[Extracted data entries]
········
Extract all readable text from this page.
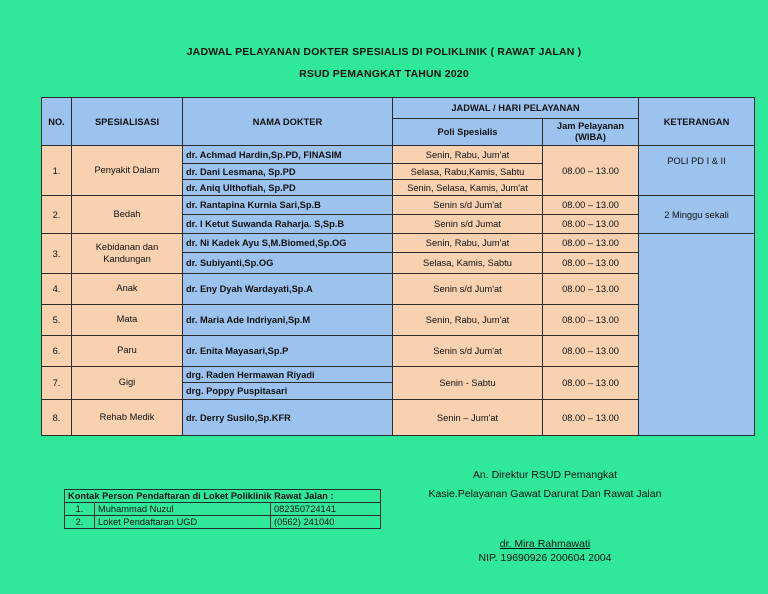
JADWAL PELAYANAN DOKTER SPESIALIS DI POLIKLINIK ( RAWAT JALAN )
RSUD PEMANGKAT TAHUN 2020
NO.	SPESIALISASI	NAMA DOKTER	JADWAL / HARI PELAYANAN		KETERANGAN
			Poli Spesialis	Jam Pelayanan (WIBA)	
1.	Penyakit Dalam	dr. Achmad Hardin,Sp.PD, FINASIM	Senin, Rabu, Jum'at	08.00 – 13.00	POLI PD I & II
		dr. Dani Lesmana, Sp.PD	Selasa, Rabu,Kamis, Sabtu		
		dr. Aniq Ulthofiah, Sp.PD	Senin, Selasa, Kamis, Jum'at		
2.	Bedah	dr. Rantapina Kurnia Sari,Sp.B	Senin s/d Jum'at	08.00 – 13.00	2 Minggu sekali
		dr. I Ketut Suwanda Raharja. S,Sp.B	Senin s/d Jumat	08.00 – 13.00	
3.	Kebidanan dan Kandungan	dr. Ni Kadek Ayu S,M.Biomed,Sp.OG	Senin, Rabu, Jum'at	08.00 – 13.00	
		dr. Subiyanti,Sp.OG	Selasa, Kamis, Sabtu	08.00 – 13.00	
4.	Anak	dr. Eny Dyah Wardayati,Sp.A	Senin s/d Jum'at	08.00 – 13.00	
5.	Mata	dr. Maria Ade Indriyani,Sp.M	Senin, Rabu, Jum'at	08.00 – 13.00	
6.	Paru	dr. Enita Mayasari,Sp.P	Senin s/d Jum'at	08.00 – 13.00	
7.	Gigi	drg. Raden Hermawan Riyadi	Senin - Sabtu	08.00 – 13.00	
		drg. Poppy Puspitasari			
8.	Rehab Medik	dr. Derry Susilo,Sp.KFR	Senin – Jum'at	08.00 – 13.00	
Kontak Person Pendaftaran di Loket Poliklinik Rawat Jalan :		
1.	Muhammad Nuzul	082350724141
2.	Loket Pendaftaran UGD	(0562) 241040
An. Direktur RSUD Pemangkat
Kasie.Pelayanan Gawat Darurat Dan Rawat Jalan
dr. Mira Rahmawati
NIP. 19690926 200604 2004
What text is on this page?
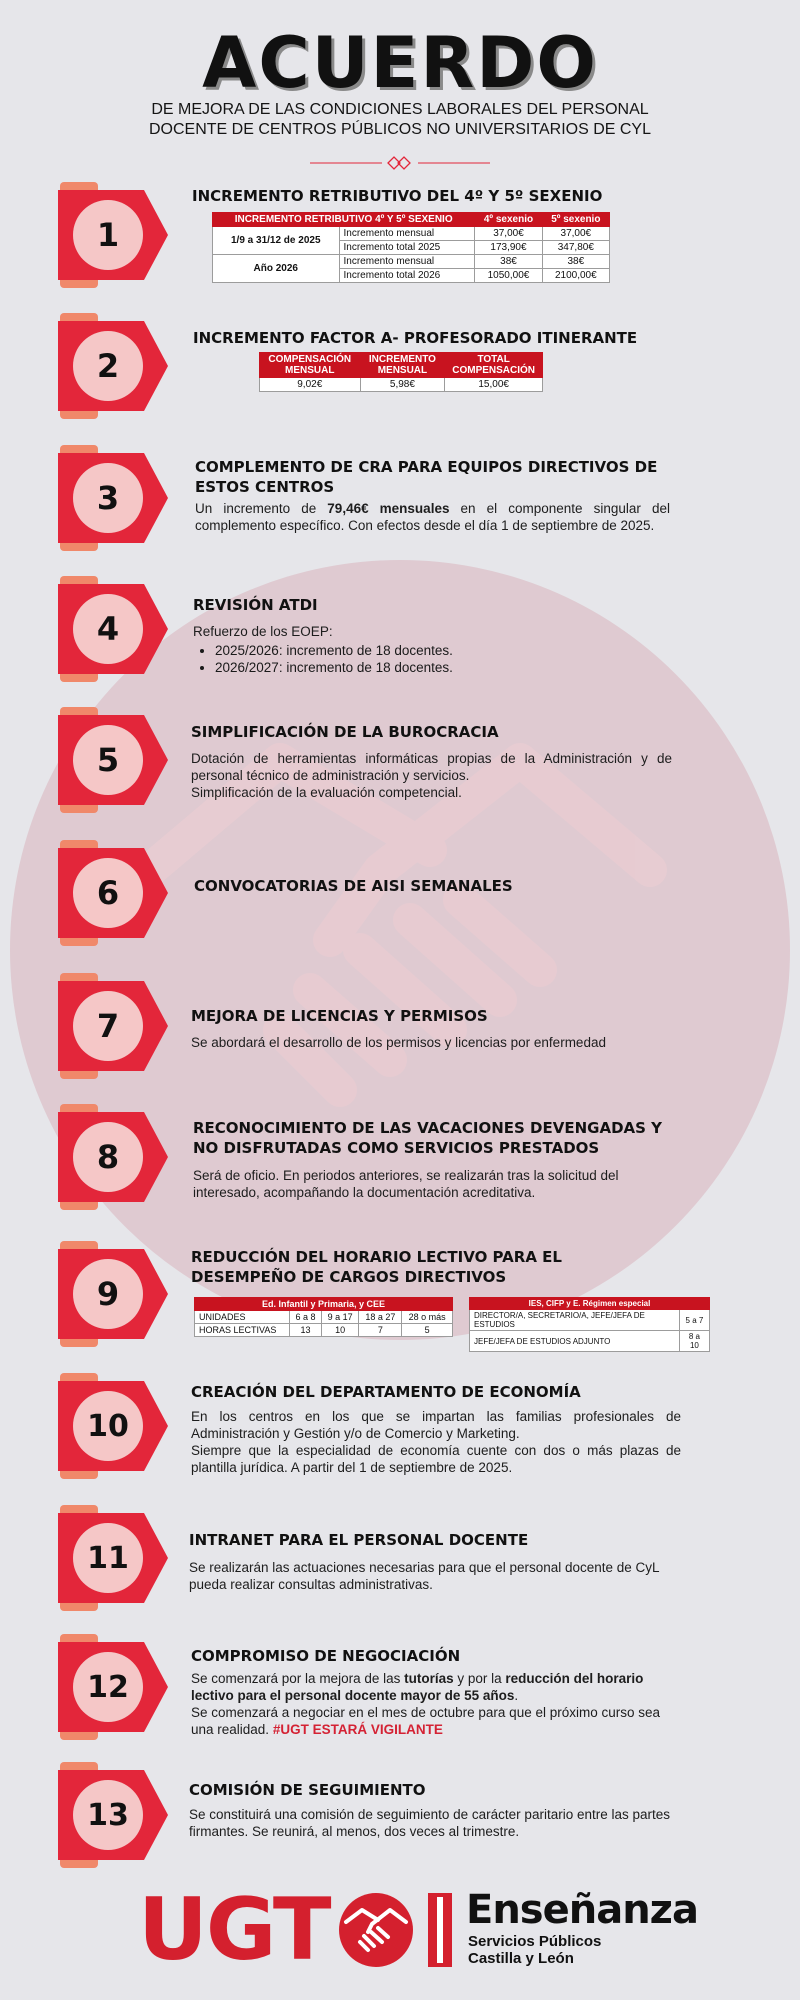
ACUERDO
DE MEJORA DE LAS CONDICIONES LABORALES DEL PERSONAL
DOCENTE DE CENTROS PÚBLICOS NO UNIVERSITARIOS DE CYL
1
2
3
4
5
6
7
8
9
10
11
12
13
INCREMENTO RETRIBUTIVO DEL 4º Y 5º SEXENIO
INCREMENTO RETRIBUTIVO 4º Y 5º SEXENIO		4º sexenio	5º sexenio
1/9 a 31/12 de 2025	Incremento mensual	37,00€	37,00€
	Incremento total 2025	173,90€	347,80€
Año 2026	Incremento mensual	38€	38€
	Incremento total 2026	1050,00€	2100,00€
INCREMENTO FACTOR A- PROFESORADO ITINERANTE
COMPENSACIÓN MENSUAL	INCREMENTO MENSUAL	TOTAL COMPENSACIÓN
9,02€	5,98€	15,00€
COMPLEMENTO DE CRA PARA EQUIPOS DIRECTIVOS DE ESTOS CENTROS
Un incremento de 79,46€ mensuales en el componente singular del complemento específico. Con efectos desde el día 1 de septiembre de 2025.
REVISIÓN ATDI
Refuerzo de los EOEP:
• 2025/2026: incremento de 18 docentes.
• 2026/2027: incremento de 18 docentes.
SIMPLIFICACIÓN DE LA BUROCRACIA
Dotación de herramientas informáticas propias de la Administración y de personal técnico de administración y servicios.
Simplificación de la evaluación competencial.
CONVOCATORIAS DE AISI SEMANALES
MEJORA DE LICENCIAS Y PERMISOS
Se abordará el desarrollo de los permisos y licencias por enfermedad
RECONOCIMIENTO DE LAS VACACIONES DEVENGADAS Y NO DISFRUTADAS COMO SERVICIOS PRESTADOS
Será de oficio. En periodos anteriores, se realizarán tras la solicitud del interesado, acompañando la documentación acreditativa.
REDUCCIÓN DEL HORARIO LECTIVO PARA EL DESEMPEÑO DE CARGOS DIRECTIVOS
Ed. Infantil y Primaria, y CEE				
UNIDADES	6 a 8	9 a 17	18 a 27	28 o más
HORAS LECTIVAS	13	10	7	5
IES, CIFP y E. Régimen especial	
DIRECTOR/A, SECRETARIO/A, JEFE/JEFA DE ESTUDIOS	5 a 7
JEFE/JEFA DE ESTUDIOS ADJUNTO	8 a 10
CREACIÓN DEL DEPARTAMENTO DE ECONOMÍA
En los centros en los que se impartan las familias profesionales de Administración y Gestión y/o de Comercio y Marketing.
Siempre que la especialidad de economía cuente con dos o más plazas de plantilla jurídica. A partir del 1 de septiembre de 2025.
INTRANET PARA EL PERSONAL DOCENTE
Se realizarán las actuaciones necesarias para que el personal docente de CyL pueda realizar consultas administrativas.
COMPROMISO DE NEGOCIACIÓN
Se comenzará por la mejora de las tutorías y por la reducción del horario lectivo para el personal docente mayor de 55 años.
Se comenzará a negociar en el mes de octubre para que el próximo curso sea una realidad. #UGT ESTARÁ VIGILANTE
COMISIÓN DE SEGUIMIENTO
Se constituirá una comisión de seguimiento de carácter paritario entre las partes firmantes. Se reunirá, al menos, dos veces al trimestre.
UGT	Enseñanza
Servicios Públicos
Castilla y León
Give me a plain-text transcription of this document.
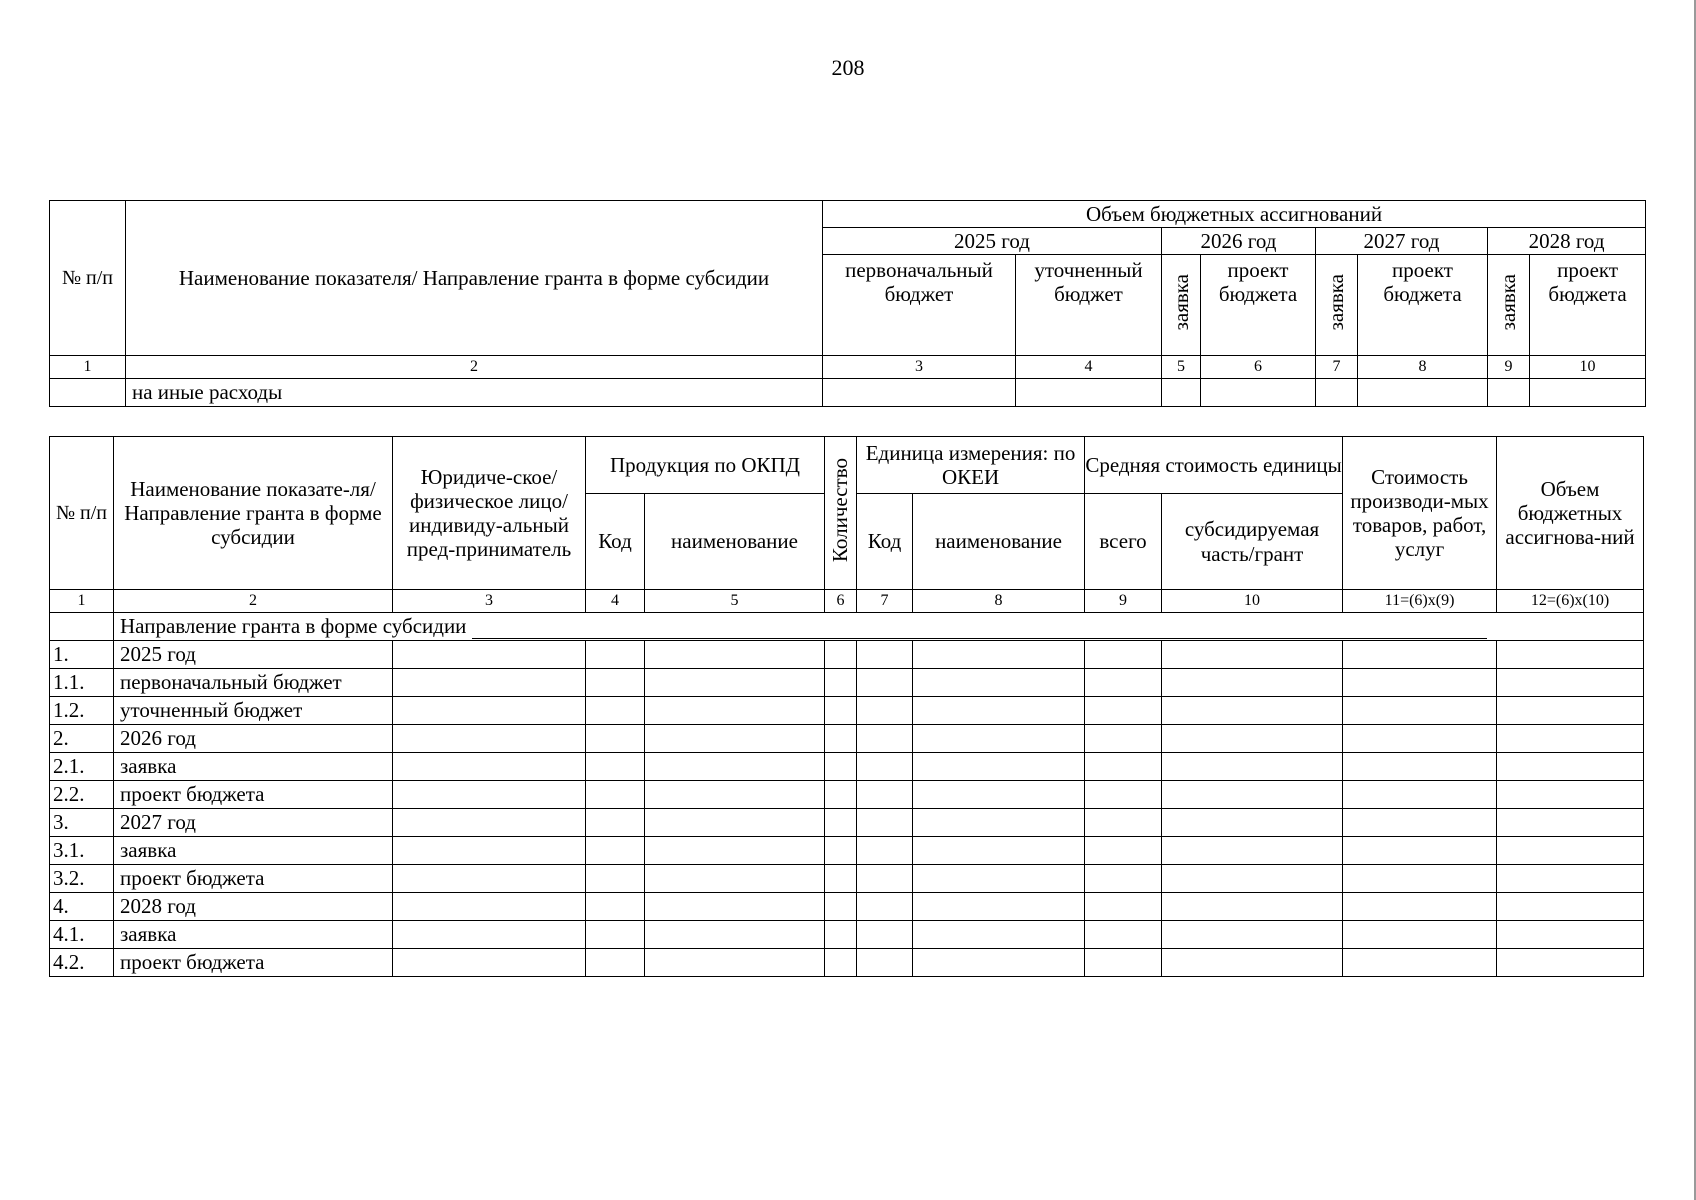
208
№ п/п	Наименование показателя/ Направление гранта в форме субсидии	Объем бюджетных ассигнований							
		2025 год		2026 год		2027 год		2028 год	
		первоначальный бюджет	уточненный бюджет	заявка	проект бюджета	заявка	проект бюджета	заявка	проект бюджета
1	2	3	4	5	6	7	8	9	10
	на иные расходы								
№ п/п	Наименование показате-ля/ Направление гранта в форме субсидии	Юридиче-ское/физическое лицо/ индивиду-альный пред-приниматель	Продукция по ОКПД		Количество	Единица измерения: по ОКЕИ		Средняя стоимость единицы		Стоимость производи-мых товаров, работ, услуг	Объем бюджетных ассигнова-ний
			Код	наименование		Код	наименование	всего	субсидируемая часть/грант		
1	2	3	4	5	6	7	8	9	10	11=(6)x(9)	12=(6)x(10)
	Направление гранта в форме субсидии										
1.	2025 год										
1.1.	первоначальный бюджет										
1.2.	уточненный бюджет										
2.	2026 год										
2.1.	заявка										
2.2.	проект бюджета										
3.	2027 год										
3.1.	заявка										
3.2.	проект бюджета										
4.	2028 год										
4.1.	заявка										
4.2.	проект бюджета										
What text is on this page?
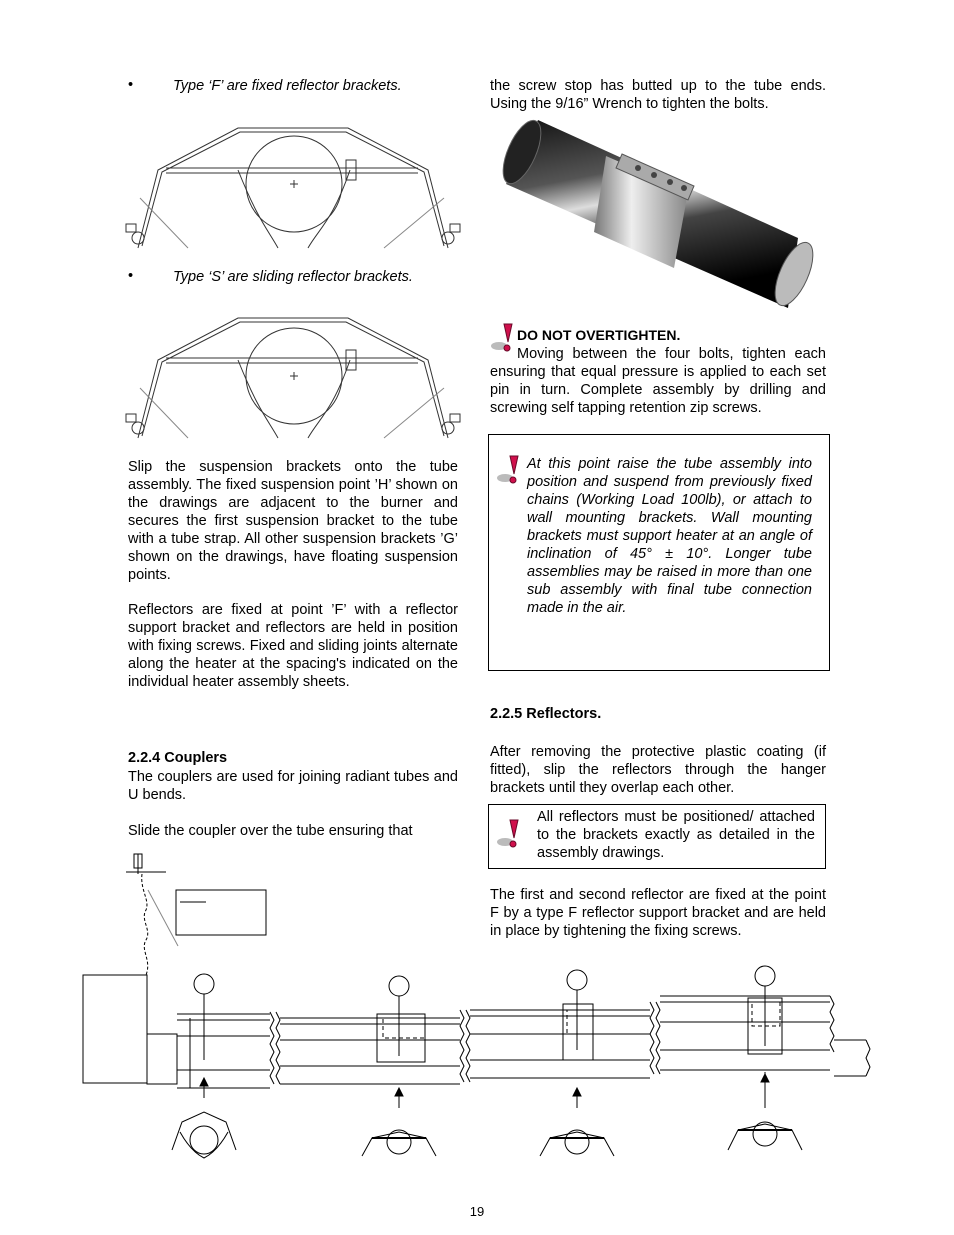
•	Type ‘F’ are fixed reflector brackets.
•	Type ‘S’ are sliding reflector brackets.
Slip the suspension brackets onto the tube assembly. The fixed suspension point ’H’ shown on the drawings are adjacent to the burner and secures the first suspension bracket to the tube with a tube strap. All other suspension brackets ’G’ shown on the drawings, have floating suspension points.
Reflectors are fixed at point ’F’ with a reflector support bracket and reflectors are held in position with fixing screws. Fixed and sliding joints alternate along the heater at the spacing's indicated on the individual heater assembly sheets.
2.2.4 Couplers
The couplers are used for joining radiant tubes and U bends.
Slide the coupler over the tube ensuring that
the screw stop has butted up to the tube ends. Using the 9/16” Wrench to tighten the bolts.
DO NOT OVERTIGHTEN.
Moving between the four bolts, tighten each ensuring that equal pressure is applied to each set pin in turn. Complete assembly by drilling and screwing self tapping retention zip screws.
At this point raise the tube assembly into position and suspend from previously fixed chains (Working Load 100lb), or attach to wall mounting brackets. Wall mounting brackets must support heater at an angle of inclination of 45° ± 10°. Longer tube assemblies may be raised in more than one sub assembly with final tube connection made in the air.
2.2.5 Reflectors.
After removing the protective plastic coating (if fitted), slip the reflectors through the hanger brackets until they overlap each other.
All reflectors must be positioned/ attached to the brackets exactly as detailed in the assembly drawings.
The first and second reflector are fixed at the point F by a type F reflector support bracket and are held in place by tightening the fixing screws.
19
········
**REQUEST:** Copy each line that contains the word "JEFA".

**RESULT:**
DIRECTOR/A, SECRETARIO/A, JEFE/JEFA DE ESTUDIOS	5 a 7
JEFE/JEFA DE ESTUDIOS ADJUNTO	8 a 10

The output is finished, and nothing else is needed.